• Stated goal
Extract the lines below, starting at the first line and ending at the line that contains "- y-tick-label: 61.5: [130, 114, 155, 127]" with both ends included, and copy them verbatim.

[Annotated element listings]

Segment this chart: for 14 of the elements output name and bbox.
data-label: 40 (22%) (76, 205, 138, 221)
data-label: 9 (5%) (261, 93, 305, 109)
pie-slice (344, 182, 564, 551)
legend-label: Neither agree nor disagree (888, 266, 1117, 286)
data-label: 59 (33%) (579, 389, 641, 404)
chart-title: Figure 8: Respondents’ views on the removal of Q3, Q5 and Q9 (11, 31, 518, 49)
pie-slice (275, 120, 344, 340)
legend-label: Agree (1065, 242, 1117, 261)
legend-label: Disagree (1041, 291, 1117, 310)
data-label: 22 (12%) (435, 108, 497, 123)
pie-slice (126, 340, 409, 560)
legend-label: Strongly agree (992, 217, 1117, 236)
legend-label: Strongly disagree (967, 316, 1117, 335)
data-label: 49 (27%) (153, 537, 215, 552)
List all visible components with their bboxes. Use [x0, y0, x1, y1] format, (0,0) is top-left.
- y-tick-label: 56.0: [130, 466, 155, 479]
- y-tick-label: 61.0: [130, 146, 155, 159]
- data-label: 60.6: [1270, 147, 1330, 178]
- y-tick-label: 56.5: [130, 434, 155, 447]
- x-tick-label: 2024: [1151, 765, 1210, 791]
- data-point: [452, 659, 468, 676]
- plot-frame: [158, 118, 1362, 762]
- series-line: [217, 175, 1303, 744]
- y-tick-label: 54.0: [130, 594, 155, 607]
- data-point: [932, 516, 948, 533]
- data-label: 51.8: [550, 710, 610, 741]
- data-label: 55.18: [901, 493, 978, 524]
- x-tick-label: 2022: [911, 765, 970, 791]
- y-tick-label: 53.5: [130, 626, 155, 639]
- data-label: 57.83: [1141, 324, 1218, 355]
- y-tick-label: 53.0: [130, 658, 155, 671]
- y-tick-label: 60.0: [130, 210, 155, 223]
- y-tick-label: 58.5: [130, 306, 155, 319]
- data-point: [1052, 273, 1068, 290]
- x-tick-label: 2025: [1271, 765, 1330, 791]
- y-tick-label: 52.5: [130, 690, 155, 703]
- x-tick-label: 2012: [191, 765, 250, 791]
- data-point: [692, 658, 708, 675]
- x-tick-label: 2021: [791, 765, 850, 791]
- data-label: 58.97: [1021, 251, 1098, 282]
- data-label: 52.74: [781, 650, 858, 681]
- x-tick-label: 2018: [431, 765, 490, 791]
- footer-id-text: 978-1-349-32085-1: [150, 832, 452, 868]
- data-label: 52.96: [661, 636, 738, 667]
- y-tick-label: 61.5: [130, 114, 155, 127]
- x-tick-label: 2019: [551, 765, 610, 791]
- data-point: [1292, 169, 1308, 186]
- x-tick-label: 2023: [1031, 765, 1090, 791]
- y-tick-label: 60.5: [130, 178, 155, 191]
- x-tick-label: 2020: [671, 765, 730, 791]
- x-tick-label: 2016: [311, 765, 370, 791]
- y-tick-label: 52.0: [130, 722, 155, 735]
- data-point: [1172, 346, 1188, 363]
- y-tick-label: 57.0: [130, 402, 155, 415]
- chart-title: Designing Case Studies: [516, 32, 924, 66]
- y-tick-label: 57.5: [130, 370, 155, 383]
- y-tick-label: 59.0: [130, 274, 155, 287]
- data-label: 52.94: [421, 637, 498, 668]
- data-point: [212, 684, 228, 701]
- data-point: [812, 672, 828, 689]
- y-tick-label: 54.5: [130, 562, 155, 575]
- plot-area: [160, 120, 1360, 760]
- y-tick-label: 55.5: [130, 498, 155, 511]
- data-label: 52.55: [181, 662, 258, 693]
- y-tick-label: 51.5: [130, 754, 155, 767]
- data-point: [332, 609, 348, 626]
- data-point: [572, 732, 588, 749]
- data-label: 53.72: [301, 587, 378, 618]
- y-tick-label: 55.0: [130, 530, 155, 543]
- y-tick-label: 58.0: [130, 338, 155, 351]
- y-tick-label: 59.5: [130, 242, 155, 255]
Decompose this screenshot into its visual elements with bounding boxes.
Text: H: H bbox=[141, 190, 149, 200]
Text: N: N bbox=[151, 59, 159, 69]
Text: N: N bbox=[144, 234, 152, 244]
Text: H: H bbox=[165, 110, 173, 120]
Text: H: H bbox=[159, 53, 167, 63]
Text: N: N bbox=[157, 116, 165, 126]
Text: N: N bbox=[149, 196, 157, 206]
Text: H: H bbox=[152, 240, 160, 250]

• Problem solution
Segment this chart: for 14 of the elements output name and bbox.
data-label: 40 (22%) (76, 205, 138, 221)
data-label: 9 (5%) (261, 93, 305, 109)
pie-slice (344, 182, 564, 551)
legend-label: Neither agree nor disagree (888, 266, 1117, 286)
data-label: 59 (33%) (579, 389, 641, 404)
chart-title: Figure 8: Respondents’ views on the removal of Q3, Q5 and Q9 (11, 31, 518, 49)
pie-slice (275, 120, 344, 340)
legend-label: Agree (1065, 242, 1117, 261)
legend-label: Disagree (1041, 291, 1117, 310)
data-label: 22 (12%) (435, 108, 497, 123)
pie-slice (126, 340, 409, 560)
legend-label: Strongly agree (992, 217, 1117, 236)
legend-label: Strongly disagree (967, 316, 1117, 335)
data-label: 49 (27%) (153, 537, 215, 552)
List all visible components with their bboxes. Use [x0, y0, x1, y1] format, (0,0) is top-left.
- y-tick-label: 56.0: [130, 466, 155, 479]
- y-tick-label: 61.0: [130, 146, 155, 159]
- data-label: 60.6: [1270, 147, 1330, 178]
- y-tick-label: 56.5: [130, 434, 155, 447]
- x-tick-label: 2024: [1151, 765, 1210, 791]
- data-point: [452, 659, 468, 676]
- plot-frame: [158, 118, 1362, 762]
- series-line: [217, 175, 1303, 744]
- y-tick-label: 54.0: [130, 594, 155, 607]
- data-point: [932, 516, 948, 533]
- data-label: 51.8: [550, 710, 610, 741]
- data-label: 55.18: [901, 493, 978, 524]
- x-tick-label: 2022: [911, 765, 970, 791]
- y-tick-label: 53.5: [130, 626, 155, 639]
- data-label: 57.83: [1141, 324, 1218, 355]
- y-tick-label: 53.0: [130, 658, 155, 671]
- y-tick-label: 60.0: [130, 210, 155, 223]
- y-tick-label: 58.5: [130, 306, 155, 319]
- data-point: [1052, 273, 1068, 290]
- x-tick-label: 2025: [1271, 765, 1330, 791]
- y-tick-label: 52.5: [130, 690, 155, 703]
- x-tick-label: 2012: [191, 765, 250, 791]
- data-point: [692, 658, 708, 675]
- x-tick-label: 2021: [791, 765, 850, 791]
- data-label: 58.97: [1021, 251, 1098, 282]
- data-label: 52.74: [781, 650, 858, 681]
- x-tick-label: 2018: [431, 765, 490, 791]
- footer-id-text: 978-1-349-32085-1: [150, 832, 452, 868]
- data-label: 52.96: [661, 636, 738, 667]
- y-tick-label: 61.5: [130, 114, 155, 127]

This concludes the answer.